Ziel der Aufgabe
Womit hat die belangte Behörde laut dem Textabschnitt ihre Entscheidung begründet?

15 5.3. Zu den Ausführungen betreffend die Zulässigkeit der Revision wegen des Fehlens von Rechtsprechung zum Verhältnis der Verschwiegenheitsverpflichtung gemäß § 9 Abs. 2 RAO und der Auskunftspflicht gemäß § 26 DSG ist festzuhalten, dass die Entscheidung in der vorliegenden Revisionssache nicht von der Lösung dieser Rechtsfrage abhängt. Bereits die belangte Behörde hat ihre Entscheidung damit begründet, dass dem Auskunftswerber das Recht auf eine Negativauskunft zukommt. Vor diesem rechtlichen Hintergrund hat auch das Bundesverwaltungsgericht ausgehend von der unbestritten gebliebenen Feststellung, dass der Revisionswerber dem Mitbeteiligten keine direkt an ihn gerichtete Antwort auf das Auskunftsbegehren erteilt habe, eine Rechtsverletzung des Mitbeteiligten angenommen. Auf diese tragende Begründung hat die Frage, ob sich ein Rechtsanwalt im Rahmen der Beantwortung eines Auskunftsbegehrens auf seine Verschwiegenheitsverpflichtung berufen dürfe, keinen Einfluss. Die vorgebrachte Rechtsfrage kann daher die Zulässigkeit der Revision nicht begründen.

Datenzeilen

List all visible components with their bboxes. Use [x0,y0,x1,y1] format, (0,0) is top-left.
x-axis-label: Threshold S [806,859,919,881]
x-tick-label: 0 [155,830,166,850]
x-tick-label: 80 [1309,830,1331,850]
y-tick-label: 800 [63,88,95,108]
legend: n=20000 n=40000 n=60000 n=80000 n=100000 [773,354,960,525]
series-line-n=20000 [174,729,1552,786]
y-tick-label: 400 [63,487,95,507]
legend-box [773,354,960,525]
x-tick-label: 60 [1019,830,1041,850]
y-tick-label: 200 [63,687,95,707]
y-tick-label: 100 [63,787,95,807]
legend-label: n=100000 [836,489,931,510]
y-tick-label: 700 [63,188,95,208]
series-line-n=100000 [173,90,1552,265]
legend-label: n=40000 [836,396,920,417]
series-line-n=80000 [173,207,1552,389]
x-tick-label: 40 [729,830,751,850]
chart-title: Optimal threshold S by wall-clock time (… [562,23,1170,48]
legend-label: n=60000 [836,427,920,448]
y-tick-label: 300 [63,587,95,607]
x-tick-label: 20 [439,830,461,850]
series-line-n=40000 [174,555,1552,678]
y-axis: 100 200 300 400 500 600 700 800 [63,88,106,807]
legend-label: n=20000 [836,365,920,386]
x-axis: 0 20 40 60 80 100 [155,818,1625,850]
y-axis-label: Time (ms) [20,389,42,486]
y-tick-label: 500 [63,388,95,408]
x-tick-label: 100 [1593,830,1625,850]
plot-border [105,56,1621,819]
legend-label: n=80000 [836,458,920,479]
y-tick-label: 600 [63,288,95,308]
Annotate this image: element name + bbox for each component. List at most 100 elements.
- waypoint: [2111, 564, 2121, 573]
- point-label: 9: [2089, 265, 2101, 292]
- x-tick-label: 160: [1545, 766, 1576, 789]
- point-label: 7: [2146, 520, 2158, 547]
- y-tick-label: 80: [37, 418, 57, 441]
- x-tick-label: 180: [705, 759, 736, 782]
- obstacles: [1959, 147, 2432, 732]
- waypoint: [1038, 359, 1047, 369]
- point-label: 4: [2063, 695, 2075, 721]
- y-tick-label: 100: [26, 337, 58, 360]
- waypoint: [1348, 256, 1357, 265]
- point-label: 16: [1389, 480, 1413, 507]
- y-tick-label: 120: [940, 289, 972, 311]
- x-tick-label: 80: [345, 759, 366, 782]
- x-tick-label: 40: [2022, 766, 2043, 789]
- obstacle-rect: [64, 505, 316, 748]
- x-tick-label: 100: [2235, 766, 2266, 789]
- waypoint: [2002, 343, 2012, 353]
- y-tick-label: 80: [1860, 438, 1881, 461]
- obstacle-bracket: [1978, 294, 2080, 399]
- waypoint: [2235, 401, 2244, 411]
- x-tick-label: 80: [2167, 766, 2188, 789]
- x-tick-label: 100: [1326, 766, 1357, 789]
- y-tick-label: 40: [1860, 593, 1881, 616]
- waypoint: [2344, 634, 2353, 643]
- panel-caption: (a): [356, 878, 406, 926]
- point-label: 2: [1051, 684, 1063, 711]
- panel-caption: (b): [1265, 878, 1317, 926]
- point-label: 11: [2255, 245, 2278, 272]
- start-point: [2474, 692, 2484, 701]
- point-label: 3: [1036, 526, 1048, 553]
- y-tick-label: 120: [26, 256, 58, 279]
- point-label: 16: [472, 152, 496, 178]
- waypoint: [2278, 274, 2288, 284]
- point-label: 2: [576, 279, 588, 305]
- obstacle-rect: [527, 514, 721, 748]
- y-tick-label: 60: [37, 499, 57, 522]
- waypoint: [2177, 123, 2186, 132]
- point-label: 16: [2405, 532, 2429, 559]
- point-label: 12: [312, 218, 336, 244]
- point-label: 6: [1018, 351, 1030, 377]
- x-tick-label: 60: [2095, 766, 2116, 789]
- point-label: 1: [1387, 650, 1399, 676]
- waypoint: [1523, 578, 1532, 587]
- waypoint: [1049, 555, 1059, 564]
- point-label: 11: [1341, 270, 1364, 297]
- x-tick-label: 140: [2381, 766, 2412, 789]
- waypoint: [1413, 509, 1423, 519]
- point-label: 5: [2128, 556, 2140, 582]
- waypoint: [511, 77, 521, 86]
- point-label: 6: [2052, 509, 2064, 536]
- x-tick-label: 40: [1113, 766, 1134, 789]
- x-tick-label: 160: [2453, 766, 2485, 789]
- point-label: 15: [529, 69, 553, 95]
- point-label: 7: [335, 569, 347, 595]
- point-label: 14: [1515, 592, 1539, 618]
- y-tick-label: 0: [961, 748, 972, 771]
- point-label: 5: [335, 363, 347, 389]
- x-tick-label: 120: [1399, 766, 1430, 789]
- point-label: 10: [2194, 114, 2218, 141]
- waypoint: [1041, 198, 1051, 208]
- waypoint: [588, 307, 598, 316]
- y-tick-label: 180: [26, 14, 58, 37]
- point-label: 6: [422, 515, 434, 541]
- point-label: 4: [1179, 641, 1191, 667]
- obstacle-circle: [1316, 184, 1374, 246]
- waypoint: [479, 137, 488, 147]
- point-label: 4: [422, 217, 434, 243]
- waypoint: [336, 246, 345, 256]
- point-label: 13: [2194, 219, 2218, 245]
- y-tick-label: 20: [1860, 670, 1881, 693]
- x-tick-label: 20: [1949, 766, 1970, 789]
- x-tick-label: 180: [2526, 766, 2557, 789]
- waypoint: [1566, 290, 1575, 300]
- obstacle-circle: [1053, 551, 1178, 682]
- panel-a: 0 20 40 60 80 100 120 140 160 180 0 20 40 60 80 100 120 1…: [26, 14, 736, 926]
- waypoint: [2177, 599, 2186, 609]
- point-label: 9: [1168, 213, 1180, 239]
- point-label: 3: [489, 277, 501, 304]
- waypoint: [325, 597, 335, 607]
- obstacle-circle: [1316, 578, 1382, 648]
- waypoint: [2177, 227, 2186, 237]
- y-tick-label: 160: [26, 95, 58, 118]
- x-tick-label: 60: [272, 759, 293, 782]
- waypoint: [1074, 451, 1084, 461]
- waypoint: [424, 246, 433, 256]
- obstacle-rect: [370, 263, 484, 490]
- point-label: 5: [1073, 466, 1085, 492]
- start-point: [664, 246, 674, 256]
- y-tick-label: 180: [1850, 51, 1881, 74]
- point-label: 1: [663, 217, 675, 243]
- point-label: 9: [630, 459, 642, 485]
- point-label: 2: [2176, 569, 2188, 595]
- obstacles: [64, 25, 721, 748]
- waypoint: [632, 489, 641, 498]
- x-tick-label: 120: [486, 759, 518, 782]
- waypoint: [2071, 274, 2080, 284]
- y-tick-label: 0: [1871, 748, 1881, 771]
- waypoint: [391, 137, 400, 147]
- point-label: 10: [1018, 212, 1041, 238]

Erwartete Ausgabe
Damit, dass dem Auskunftswerber das Recht auf eine Negativauskunft zukommt.